**Given problem:**
Quote every line of the material beneath this one.

= = = = = = =

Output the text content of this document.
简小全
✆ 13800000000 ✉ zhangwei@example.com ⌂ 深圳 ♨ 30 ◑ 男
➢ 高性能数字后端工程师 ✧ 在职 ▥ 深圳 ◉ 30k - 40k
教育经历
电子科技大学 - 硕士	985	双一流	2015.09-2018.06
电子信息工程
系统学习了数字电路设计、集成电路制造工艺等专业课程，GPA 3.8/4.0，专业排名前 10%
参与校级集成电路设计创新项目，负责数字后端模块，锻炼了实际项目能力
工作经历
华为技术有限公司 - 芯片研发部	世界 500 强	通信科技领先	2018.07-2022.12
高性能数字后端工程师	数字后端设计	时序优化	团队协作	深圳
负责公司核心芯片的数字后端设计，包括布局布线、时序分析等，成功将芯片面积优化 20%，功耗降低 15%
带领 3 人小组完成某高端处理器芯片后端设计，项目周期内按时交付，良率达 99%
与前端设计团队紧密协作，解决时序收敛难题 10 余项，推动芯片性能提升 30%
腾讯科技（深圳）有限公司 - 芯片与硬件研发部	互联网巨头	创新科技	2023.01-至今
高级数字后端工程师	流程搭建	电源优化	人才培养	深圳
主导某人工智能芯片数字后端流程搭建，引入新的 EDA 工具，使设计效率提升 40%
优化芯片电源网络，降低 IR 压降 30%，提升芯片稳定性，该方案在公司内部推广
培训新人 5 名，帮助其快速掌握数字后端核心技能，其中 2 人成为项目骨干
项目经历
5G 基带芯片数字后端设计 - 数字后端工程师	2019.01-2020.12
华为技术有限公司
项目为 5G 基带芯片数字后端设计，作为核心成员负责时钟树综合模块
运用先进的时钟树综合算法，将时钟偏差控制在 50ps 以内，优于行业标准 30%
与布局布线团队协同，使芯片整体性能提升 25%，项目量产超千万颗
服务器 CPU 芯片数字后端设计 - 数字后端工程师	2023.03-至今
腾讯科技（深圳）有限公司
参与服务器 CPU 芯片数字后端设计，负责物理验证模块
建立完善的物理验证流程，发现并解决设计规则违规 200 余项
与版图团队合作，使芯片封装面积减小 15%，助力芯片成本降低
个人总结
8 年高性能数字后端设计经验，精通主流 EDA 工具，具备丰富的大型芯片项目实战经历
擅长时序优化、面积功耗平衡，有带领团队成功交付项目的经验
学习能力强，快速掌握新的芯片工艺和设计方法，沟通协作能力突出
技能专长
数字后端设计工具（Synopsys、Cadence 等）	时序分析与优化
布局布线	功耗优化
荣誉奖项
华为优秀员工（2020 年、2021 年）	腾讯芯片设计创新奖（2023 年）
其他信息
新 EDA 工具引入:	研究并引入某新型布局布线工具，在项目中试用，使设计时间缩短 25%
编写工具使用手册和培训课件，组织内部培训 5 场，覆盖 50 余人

= = = = = = =

**Finished answer:**
Output the text content of this document.
简小全
✆ 13800000000 ✉ zhangwei@example.com ⌂ 深圳 ♨ 30 ◑ 男
➢ 高性能数字后端工程师 ✧ 在职 ▥ 深圳 ◉ 30k - 40k
教育经历
电子科技大学 - 硕士	985	双一流	2015.09-2018.06
电子信息工程
系统学习了数字电路设计、集成电路制造工艺等专业课程，GPA 3.8/4.0，专业排名前 10%
参与校级集成电路设计创新项目，负责数字后端模块，锻炼了实际项目能力
工作经历
华为技术有限公司 - 芯片研发部	世界 500 强	通信科技领先	2018.07-2022.12
高性能数字后端工程师	数字后端设计	时序优化	团队协作	深圳
负责公司核心芯片的数字后端设计，包括布局布线、时序分析等，成功将芯片面积优化 20%，功耗降低 15%
带领 3 人小组完成某高端处理器芯片后端设计，项目周期内按时交付，良率达 99%
与前端设计团队紧密协作，解决时序收敛难题 10 余项，推动芯片性能提升 30%
腾讯科技（深圳）有限公司 - 芯片与硬件研发部	互联网巨头	创新科技	2023.01-至今
高级数字后端工程师	流程搭建	电源优化	人才培养	深圳
主导某人工智能芯片数字后端流程搭建，引入新的 EDA 工具，使设计效率提升 40%
优化芯片电源网络，降低 IR 压降 30%，提升芯片稳定性，该方案在公司内部推广
培训新人 5 名，帮助其快速掌握数字后端核心技能，其中 2 人成为项目骨干
项目经历
5G 基带芯片数字后端设计 - 数字后端工程师	2019.01-2020.12
华为技术有限公司
项目为 5G 基带芯片数字后端设计，作为核心成员负责时钟树综合模块
运用先进的时钟树综合算法，将时钟偏差控制在 50ps 以内，优于行业标准 30%
与布局布线团队协同，使芯片整体性能提升 25%，项目量产超千万颗
服务器 CPU 芯片数字后端设计 - 数字后端工程师	2023.03-至今
腾讯科技（深圳）有限公司
参与服务器 CPU 芯片数字后端设计，负责物理验证模块
建立完善的物理验证流程，发现并解决设计规则违规 200 余项
与版图团队合作，使芯片封装面积减小 15%，助力芯片成本降低
个人总结
8 年高性能数字后端设计经验，精通主流 EDA 工具，具备丰富的大型芯片项目实战经历
擅长时序优化、面积功耗平衡，有带领团队成功交付项目的经验
学习能力强，快速掌握新的芯片工艺和设计方法，沟通协作能力突出
技能专长
数字后端设计工具（Synopsys、Cadence 等）	时序分析与优化
布局布线	功耗优化
荣誉奖项
华为优秀员工（2020 年、2021 年）	腾讯芯片设计创新奖（2023 年）
其他信息
新 EDA 工具引入:	研究并引入某新型布局布线工具，在项目中试用，使设计时间缩短 25%
编写工具使用手册和培训课件，组织内部培训 5 场，覆盖 50 余人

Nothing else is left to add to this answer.